WHAT THE TASK REQUIRES
Output every entry exactly as written, skipping any pictures.

(Stored entries)
....

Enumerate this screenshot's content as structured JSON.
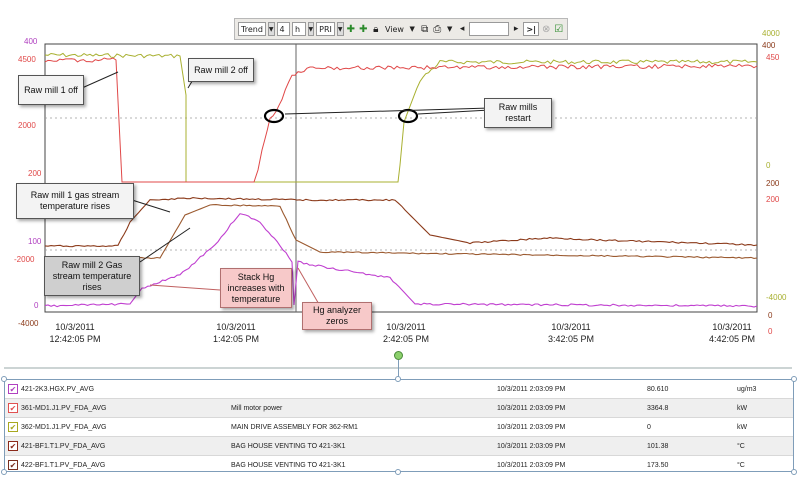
{
  "toolbar": {
    "mode": "Trend",
    "duration": "4",
    "unit": "h",
    "quality": "PRI",
    "view_label": "View",
    "go_label": ">|"
  },
  "axes": {
    "left_outer": [
      "400",
      "4500",
      "2000",
      "200",
      "100",
      "-2000",
      "0",
      "-4000"
    ],
    "left_inner": [
      "4500",
      "200",
      "2000",
      "200",
      "100",
      "-2000",
      "-4000"
    ],
    "right_outer": [
      "4000",
      "450",
      "0",
      "200",
      "-4000",
      "0"
    ],
    "right_inner": [
      "400",
      "200",
      "0"
    ],
    "x_ticks": [
      {
        "date": "10/3/2011",
        "time": "12:42:05 PM"
      },
      {
        "date": "10/3/2011",
        "time": "1:42:05 PM"
      },
      {
        "date": "10/3/2011",
        "time": "2:42:05 PM"
      },
      {
        "date": "10/3/2011",
        "time": "3:42:05 PM"
      },
      {
        "date": "10/3/2011",
        "time": "4:42:05 PM"
      }
    ]
  },
  "annotations": {
    "raw_mill_1_off": "Raw mill 1 off",
    "raw_mill_2_off": "Raw mill 2 off",
    "raw_mills_restart": "Raw mills restart",
    "raw_mill_1_gas": "Raw mill 1 gas stream temperature rises",
    "raw_mill_2_gas": "Raw mill 2 Gas stream temperature rises",
    "stack_hg": "Stack Hg increases with temperature",
    "hg_zeros": "Hg analyzer zeros"
  },
  "legend": [
    {
      "tag": "421-2K3.HGX.PV_AVG",
      "description": "",
      "timestamp": "10/3/2011 2:03:09 PM",
      "value": "80.610",
      "unit": "ug/m3",
      "color": "#b040c0"
    },
    {
      "tag": "361-MD1.J1.PV_FDA_AVG",
      "description": "Mill motor power",
      "timestamp": "10/3/2011 2:03:09 PM",
      "value": "3364.8",
      "unit": "kW",
      "color": "#e05050"
    },
    {
      "tag": "362-MD1.J1.PV_FDA_AVG",
      "description": "MAIN DRIVE ASSEMBLY FOR 362-RM1",
      "timestamp": "10/3/2011 2:03:09 PM",
      "value": "0",
      "unit": "kW",
      "color": "#a8a820"
    },
    {
      "tag": "421-BF1.T1.PV_FDA_AVG",
      "description": "BAG HOUSE VENTING TO 421-3K1",
      "timestamp": "10/3/2011 2:03:09 PM",
      "value": "101.38",
      "unit": "°C",
      "color": "#8b2a1a"
    },
    {
      "tag": "422-BF1.T1.PV_FDA_AVG",
      "description": "BAG HOUSE VENTING TO 421-3K1",
      "timestamp": "10/3/2011 2:03:09 PM",
      "value": "173.50",
      "unit": "°C",
      "color": "#7a3020"
    }
  ],
  "colors": {
    "hg": "#c040d0",
    "mill1": "#e04848",
    "mill2": "#a8b030",
    "temp1": "#8b3a1a",
    "temp2": "#9b5a30"
  }
}
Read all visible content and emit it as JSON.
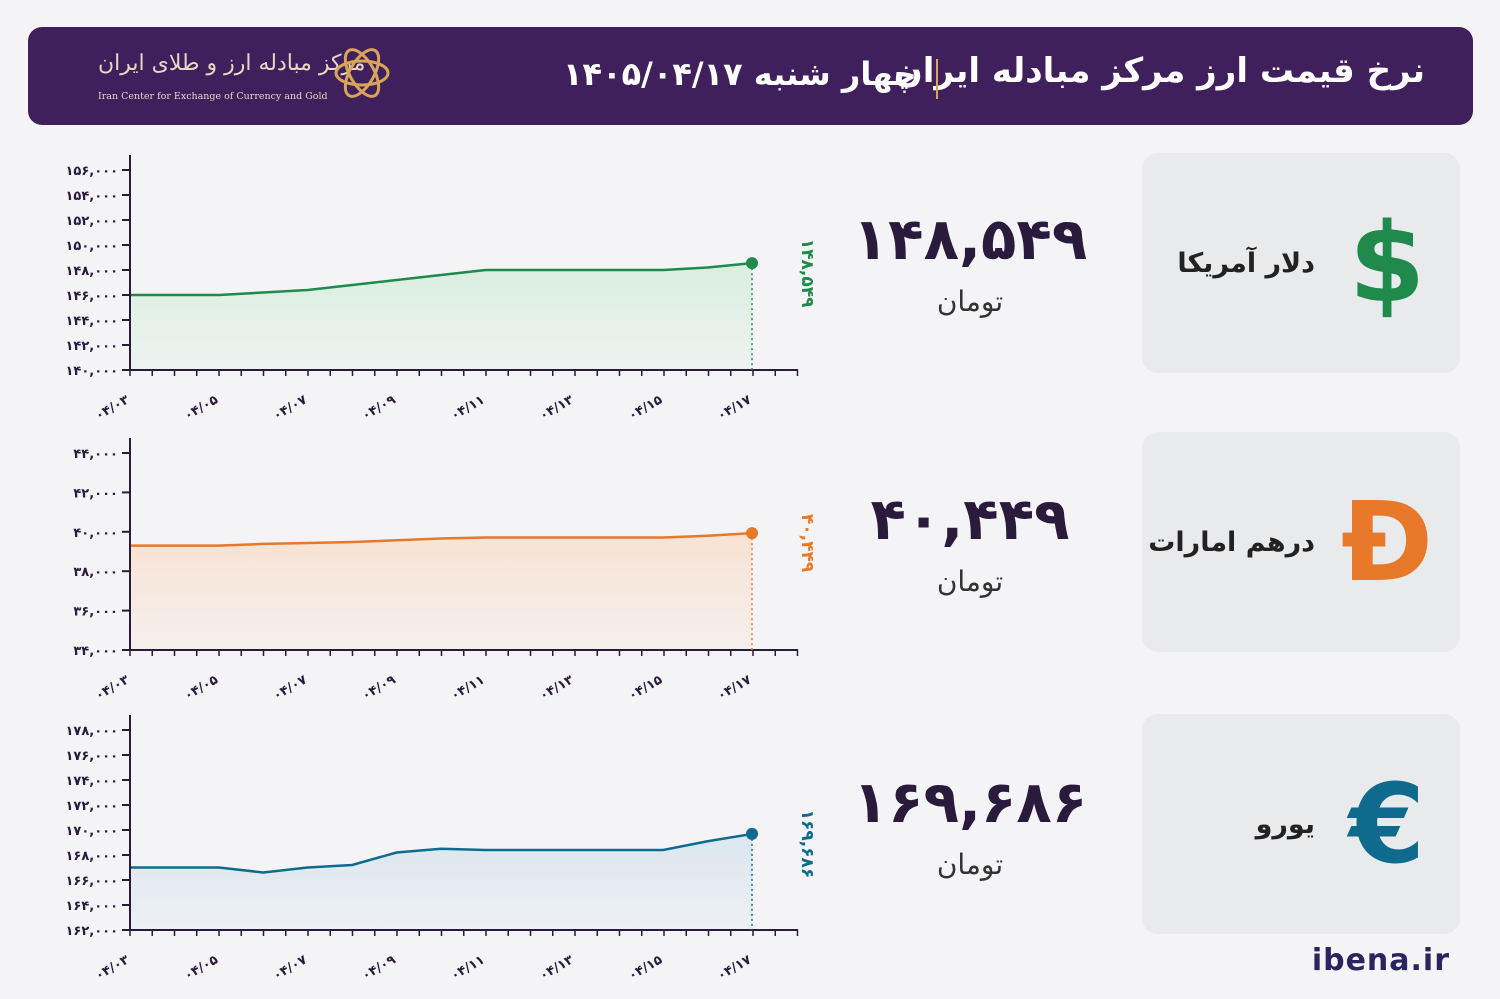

....

RESULT OF THIS EXERCISE
Enumerate this screenshot's content as structured JSON.
{
  "toolbar": {
    "mode": "Trend",
    "duration": "4",
    "unit": "h",
    "quality": "PRI",
    "view_label": "View",
    "go_label": ">|"
  },
  "axes": {
    "left_outer": [
      "400",
      "4500",
      "2000",
      "200",
      "100",
      "-2000",
      "0",
      "-4000"
    ],
    "left_inner": [
      "4500",
      "200",
      "2000",
      "200",
      "100",
      "-2000",
      "-4000"
    ],
    "right_outer": [
      "4000",
      "450",
      "0",
      "200",
      "-4000",
      "0"
    ],
    "right_inner": [
      "400",
      "200",
      "0"
    ],
    "x_ticks": [
      {
        "date": "10/3/2011",
        "time": "12:42:05 PM"
      },
      {
        "date": "10/3/2011",
        "time": "1:42:05 PM"
      },
      {
        "date": "10/3/2011",
        "time": "2:42:05 PM"
      },
      {
        "date": "10/3/2011",
        "time": "3:42:05 PM"
      },
      {
        "date": "10/3/2011",
        "time": "4:42:05 PM"
      }
    ]
  },
  "annotations": {
    "raw_mill_1_off": "Raw mill 1 off",
    "raw_mill_2_off": "Raw mill 2 off",
    "raw_mills_restart": "Raw mills restart",
    "raw_mill_1_gas": "Raw mill 1 gas stream temperature rises",
    "raw_mill_2_gas": "Raw mill 2 Gas stream temperature rises",
    "stack_hg": "Stack Hg increases with temperature",
    "hg_zeros": "Hg analyzer zeros"
  },
  "legend": [
    {
      "tag": "421-2K3.HGX.PV_AVG",
      "description": "",
      "timestamp": "10/3/2011 2:03:09 PM",
      "value": "80.610",
      "unit": "ug/m3",
      "color": "#b040c0"
    },
    {
      "tag": "361-MD1.J1.PV_FDA_AVG",
      "description": "Mill motor power",
      "timestamp": "10/3/2011 2:03:09 PM",
      "value": "3364.8",
      "unit": "kW",
      "color": "#e05050"
    },
    {
      "tag": "362-MD1.J1.PV_FDA_AVG",
      "description": "MAIN DRIVE ASSEMBLY FOR 362-RM1",
      "timestamp": "10/3/2011 2:03:09 PM",
      "value": "0",
      "unit": "kW",
      "color": "#a8a820"
    },
    {
      "tag": "421-BF1.T1.PV_FDA_AVG",
      "description": "BAG HOUSE VENTING TO 421-3K1",
      "timestamp": "10/3/2011 2:03:09 PM",
      "value": "101.38",
      "unit": "°C",
      "color": "#8b2a1a"
    },
    {
      "tag": "422-BF1.T1.PV_FDA_AVG",
      "description": "BAG HOUSE VENTING TO 421-3K1",
      "timestamp": "10/3/2011 2:03:09 PM",
      "value": "173.50",
      "unit": "°C",
      "color": "#7a3020"
    }
  ],
  "colors": {
    "hg": "#c040d0",
    "mill1": "#e04848",
    "mill2": "#a8b030",
    "temp1": "#8b3a1a",
    "temp2": "#9b5a30"
  }
}
Read all visible content and emit it as JSON.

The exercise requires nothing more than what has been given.